→ **PROBLEM STATEMENT**: Only the pictures are left out: repeat the rest of the entries exactly.

%%

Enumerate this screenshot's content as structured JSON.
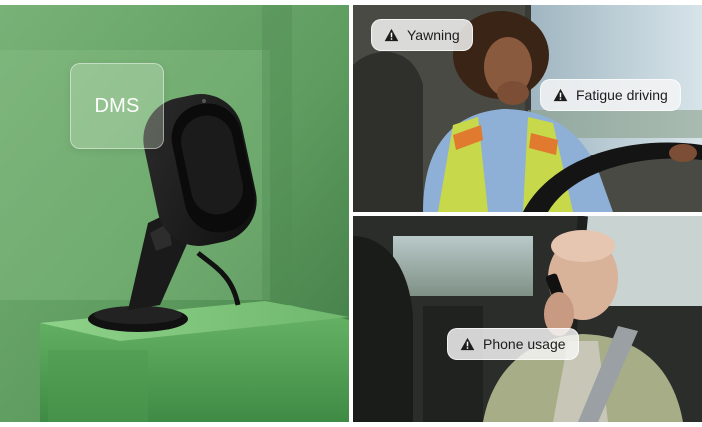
{
  "panels": {
    "device": {
      "card_label": "DMS"
    },
    "yawning": {
      "alert_label": "Yawning",
      "alert_icon": "warning-icon"
    },
    "fatigue": {
      "alert_label": "Fatigue driving",
      "alert_icon": "warning-icon"
    },
    "phone": {
      "alert_label": "Phone usage",
      "alert_icon": "warning-icon"
    }
  },
  "colors": {
    "scene_green": "#5fa062",
    "alert_bg": "#f2f2f2",
    "alert_text": "#1c1c1c",
    "card_text": "#ffffff"
  }
}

%%

→ **OUTPUT FOR THIS TASK**:
Enumerate this screenshot's content as structured JSON.
{
  "panels": {
    "device": {
      "card_label": "DMS"
    },
    "yawning": {
      "alert_label": "Yawning",
      "alert_icon": "warning-icon"
    },
    "fatigue": {
      "alert_label": "Fatigue driving",
      "alert_icon": "warning-icon"
    },
    "phone": {
      "alert_label": "Phone usage",
      "alert_icon": "warning-icon"
    }
  },
  "colors": {
    "scene_green": "#5fa062",
    "alert_bg": "#f2f2f2",
    "alert_text": "#1c1c1c",
    "card_text": "#ffffff"
  }
}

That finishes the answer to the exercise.